Stored dataset items:
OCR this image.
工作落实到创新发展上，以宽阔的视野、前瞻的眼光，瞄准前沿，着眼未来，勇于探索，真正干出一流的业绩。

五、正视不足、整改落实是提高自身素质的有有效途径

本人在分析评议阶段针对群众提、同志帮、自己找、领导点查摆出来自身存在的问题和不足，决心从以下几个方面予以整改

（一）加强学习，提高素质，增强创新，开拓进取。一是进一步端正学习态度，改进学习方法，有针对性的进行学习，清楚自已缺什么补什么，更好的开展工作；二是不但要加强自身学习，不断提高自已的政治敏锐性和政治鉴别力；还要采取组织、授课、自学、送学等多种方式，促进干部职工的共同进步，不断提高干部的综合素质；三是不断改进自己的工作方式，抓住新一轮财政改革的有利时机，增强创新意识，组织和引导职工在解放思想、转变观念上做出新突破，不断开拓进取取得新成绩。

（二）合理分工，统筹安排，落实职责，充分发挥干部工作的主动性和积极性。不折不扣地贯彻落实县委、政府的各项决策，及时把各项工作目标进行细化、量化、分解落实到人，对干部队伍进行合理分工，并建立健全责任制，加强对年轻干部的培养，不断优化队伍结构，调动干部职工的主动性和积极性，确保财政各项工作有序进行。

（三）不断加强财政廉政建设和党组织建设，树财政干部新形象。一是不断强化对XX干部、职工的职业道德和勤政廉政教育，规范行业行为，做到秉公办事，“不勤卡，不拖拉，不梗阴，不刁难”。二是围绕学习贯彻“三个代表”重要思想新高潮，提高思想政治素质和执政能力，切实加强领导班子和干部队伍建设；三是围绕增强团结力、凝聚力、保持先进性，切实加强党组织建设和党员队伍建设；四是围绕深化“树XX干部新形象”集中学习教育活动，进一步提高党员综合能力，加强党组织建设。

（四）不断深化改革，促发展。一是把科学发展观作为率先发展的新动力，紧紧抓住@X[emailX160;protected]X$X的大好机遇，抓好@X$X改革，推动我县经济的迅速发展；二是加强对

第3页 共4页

• [Short exercise] The records above must be repeated exactly, every one of them.

• [Reply]
OCR this image.
工作落实到创新发展上，以宽阔的视野、前瞻的眼光，瞄准前沿，着眼未来，勇于探索，真正干出一流的业绩。

五、正视不足、整改落实是提高自身素质的有有效途径

本人在分析评议阶段针对群众提、同志帮、自己找、领导点查摆出来自身存在的问题和不足，决心从以下几个方面予以整改

（一）加强学习，提高素质，增强创新，开拓进取。一是进一步端正学习态度，改进学习方法，有针对性的进行学习，清楚自已缺什么补什么，更好的开展工作；二是不但要加强自身学习，不断提高自已的政治敏锐性和政治鉴别力；还要采取组织、授课、自学、送学等多种方式，促进干部职工的共同进步，不断提高干部的综合素质；三是不断改进自己的工作方式，抓住新一轮财政改革的有利时机，增强创新意识，组织和引导职工在解放思想、转变观念上做出新突破，不断开拓进取取得新成绩。

（二）合理分工，统筹安排，落实职责，充分发挥干部工作的主动性和积极性。不折不扣地贯彻落实县委、政府的各项决策，及时把各项工作目标进行细化、量化、分解落实到人，对干部队伍进行合理分工，并建立健全责任制，加强对年轻干部的培养，不断优化队伍结构，调动干部职工的主动性和积极性，确保财政各项工作有序进行。

（三）不断加强财政廉政建设和党组织建设，树财政干部新形象。一是不断强化对XX干部、职工的职业道德和勤政廉政教育，规范行业行为，做到秉公办事，“不勤卡，不拖拉，不梗阴，不刁难”。二是围绕学习贯彻“三个代表”重要思想新高潮，提高思想政治素质和执政能力，切实加强领导班子和干部队伍建设；三是围绕增强团结力、凝聚力、保持先进性，切实加强党组织建设和党员队伍建设；四是围绕深化“树XX干部新形象”集中学习教育活动，进一步提高党员综合能力，加强党组织建设。

（四）不断深化改革，促发展。一是把科学发展观作为率先发展的新动力，紧紧抓住@X[emailX160;protected]X$X的大好机遇，抓好@X$X改革，推动我县经济的迅速发展；二是加强对

第3页 共4页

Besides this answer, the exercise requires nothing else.